_Required work_
Write out each record again exactly as it stands.

_Data for this task_
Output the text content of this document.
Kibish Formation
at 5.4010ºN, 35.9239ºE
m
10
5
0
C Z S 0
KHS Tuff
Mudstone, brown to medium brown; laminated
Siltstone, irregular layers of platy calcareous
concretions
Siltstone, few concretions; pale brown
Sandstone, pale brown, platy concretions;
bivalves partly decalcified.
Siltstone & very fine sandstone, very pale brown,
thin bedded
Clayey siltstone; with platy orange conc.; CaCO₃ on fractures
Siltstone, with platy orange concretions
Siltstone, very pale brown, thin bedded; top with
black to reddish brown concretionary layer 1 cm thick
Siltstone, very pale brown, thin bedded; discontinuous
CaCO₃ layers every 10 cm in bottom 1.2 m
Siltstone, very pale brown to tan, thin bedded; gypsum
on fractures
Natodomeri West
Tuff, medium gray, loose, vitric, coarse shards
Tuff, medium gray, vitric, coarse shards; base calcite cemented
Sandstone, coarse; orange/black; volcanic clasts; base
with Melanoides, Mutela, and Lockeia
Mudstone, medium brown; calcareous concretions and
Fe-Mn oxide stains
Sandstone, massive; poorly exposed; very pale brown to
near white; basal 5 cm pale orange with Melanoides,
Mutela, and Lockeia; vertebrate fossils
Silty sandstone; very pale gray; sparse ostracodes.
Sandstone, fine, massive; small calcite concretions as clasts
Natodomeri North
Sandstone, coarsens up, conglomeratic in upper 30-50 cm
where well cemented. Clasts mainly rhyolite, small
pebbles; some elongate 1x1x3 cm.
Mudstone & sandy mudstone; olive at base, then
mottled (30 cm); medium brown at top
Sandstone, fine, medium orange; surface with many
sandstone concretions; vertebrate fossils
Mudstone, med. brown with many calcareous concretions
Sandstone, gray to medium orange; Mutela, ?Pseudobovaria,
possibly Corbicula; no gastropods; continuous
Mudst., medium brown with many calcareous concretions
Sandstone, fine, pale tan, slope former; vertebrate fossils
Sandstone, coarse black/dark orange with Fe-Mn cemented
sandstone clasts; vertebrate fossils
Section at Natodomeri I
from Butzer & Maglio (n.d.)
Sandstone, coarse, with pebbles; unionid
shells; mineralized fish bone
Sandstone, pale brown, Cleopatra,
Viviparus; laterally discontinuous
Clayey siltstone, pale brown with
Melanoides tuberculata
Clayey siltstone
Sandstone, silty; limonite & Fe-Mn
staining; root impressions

_Response for this exercise_
Output the text content of this document.
Kibish Formation
at 5.4010ºN, 35.9239ºE
m
10
5
0
C Z S 0
KHS Tuff
Mudstone, brown to medium brown; laminated
Siltstone, irregular layers of platy calcareous
concretions
Siltstone, few concretions; pale brown
Sandstone, pale brown, platy concretions;
bivalves partly decalcified.
Siltstone & very fine sandstone, very pale brown,
thin bedded
Clayey siltstone; with platy orange conc.; CaCO₃ on fractures
Siltstone, with platy orange concretions
Siltstone, very pale brown, thin bedded; top with
black to reddish brown concretionary layer 1 cm thick
Siltstone, very pale brown, thin bedded; discontinuous
CaCO₃ layers every 10 cm in bottom 1.2 m
Siltstone, very pale brown to tan, thin bedded; gypsum
on fractures
Natodomeri West
Tuff, medium gray, loose, vitric, coarse shards
Tuff, medium gray, vitric, coarse shards; base calcite cemented
Sandstone, coarse; orange/black; volcanic clasts; base
with Melanoides, Mutela, and Lockeia
Mudstone, medium brown; calcareous concretions and
Fe-Mn oxide stains
Sandstone, massive; poorly exposed; very pale brown to
near white; basal 5 cm pale orange with Melanoides,
Mutela, and Lockeia; vertebrate fossils
Silty sandstone; very pale gray; sparse ostracodes.
Sandstone, fine, massive; small calcite concretions as clasts
Natodomeri North
Sandstone, coarsens up, conglomeratic in upper 30-50 cm
where well cemented. Clasts mainly rhyolite, small
pebbles; some elongate 1x1x3 cm.
Mudstone & sandy mudstone; olive at base, then
mottled (30 cm); medium brown at top
Sandstone, fine, medium orange; surface with many
sandstone concretions; vertebrate fossils
Mudstone, med. brown with many calcareous concretions
Sandstone, gray to medium orange; Mutela, ?Pseudobovaria,
possibly Corbicula; no gastropods; continuous
Mudst., medium brown with many calcareous concretions
Sandstone, fine, pale tan, slope former; vertebrate fossils
Sandstone, coarse black/dark orange with Fe-Mn cemented
sandstone clasts; vertebrate fossils
Section at Natodomeri I
from Butzer & Maglio (n.d.)
Sandstone, coarse, with pebbles; unionid
shells; mineralized fish bone
Sandstone, pale brown, Cleopatra,
Viviparus; laterally discontinuous
Clayey siltstone, pale brown with
Melanoides tuberculata
Clayey siltstone
Sandstone, silty; limonite & Fe-Mn
staining; root impressions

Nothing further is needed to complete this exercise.